Please carry on the excerpt below on reviewing an EA trading strategy, starting right after its last sentence.

Excerpted text:
########################################
VPS and timing considerations: the assumptions about execution timing that may not hold on a VPS with different latency characteristics than the development environment. The time synchronisation issues that cause bar open logic to fire at the wrong time.
Parameter and configuration review. The EA's configurable parameters and the settings appropriate for the intended use.
Parameter documentation: whether each configurable parameter is clearly documented — what it does, what values are appropriate, what the consequences of setting it too high or too low are. The parameter that is undocumented because the developer knew what it did but left no indication for anyone else.
Parameter interaction: the interactions between parameters where setting one changes the appropriate range for another. The risk percentage and maximum lot size that interact in a way that can cause the EA to take outsized positions when set to specific combinations.
Default settings: whether the default parameter values are appropriate for live trading or whether they represent aggressive settings from optimisation that would be unsuitable for a real account.
Broker-specific parameters: the parameters that need to be adjusted for different broker conventions — the magic number, the slippage tolerance, the lot normalisation settings. The guidance on how to configure the EA correctly for a specific broker's environment.
Review Output
An EA strategy review produces a structured findings report covering:
Critical findings. Issues that could cause significant losses or account damage — the stop loss that can be inadvertently removed, the risk calculation that produces incorrect lot sizes under specific conditions, the order submission loop that can create multiple positions. Critical findings require remediation before live trading.
Significant findings. Issues that will affect performance or reliability in live trading without the catastrophic loss potential of critical findings — the execution handling that is fragile under specific broker conditions, the edge case in the trade management logic that fires incorrectly, the backtesting methodology issue that makes the historical results unreliable. Significant findings should be addressed before scaling live trading.
########################################
Input data:

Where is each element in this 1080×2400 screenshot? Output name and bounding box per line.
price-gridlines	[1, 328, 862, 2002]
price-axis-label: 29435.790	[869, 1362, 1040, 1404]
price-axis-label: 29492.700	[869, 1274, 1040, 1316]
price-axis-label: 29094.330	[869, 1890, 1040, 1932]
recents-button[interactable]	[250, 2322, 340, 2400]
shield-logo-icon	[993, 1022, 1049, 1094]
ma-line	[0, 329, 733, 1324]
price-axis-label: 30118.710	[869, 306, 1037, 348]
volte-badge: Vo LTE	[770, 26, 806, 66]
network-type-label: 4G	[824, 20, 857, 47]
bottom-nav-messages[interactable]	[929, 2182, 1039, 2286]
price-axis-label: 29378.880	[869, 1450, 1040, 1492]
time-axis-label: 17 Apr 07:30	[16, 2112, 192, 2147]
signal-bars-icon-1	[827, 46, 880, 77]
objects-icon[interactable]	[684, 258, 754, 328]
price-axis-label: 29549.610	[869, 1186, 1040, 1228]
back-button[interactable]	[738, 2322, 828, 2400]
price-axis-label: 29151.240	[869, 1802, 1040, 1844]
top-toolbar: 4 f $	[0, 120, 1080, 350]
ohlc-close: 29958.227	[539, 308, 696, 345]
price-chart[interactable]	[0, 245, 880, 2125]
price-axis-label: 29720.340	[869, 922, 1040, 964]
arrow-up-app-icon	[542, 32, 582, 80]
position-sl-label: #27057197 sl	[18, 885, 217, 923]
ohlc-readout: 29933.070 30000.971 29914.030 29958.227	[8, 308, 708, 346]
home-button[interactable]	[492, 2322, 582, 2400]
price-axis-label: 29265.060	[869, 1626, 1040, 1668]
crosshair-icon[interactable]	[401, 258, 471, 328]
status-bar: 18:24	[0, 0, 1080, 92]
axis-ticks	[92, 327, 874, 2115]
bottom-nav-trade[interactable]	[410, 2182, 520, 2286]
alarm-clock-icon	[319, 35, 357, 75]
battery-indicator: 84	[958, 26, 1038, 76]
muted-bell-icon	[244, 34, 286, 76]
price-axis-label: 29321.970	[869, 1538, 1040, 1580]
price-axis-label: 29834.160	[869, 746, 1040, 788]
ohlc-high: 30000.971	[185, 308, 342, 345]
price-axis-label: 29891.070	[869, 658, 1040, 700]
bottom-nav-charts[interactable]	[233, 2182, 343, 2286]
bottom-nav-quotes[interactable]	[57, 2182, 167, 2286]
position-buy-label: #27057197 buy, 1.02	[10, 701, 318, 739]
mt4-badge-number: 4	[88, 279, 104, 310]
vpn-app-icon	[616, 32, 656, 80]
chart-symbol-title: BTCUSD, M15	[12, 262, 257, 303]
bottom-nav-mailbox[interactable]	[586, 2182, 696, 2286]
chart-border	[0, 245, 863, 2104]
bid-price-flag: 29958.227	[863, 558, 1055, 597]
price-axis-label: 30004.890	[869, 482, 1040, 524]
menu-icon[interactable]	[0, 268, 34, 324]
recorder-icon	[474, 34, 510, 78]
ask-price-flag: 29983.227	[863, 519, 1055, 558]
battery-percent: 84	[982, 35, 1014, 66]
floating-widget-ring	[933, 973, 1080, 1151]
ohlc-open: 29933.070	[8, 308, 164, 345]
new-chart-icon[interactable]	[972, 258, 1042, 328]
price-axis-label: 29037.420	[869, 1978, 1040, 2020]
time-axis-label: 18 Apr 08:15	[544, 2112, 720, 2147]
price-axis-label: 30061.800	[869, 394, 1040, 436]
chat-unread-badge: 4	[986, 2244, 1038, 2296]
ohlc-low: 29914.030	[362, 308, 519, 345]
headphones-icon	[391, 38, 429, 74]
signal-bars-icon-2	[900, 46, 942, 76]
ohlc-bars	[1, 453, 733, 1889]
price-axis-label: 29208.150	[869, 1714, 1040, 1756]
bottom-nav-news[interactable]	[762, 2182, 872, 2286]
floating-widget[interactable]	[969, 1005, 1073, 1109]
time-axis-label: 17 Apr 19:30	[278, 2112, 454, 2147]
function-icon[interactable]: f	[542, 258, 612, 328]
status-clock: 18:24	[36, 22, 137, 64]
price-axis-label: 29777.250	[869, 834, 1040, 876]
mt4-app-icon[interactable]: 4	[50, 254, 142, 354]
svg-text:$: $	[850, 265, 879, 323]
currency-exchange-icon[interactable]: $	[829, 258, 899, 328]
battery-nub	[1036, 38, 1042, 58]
########################################
Answer box:
Observations. Areas where the implementation is functional but could be improved — the code structure that makes future modifications error-prone, the lack of logging that makes diagnosing live trading problems difficult, the parameter sensitivity that suggests the strategy is overfitted. Observations for the strategy owner's consideration.
Positive confirmation. Where the implementation is correct — the risk controls that are correctly implemented, the execution handling that correctly manages broker errors, the signal logic that correctly translates the strategy specification into code. The confirmation that gives the strategy owner justified confidence in the reviewed components.
Technologies Covered
- MetaTrader 4 (MQL4) — Expert Advisor and indicator code review
- MetaTrader 5 (MQL5) — Expert Advisor, indicator, and script review
- Python — external strategy code that connects to MetaTrader via the MetaTrader5 library, file bridge, or socket bridge
- cTrader (cAlgo/C#) — cBot and indicator review
- Other platforms — custom platform implementations and multi-platform signal systems
Before Live Capital
The cost of an EA review is measured in hours of an engineer's time. The cost of the problems the review identifies — measured in the losses that would have resulted from those problems in live trading — is almost always significantly higher. An EA that looks profitable in backtesting and that has never been independently reviewed carries unknown risk. An EA that has been independently reviewed and whose known issues have been addressed carries known risk, which is manageable.
The right time for an EA review is before live capital is at risk — not after a problem has already occurred.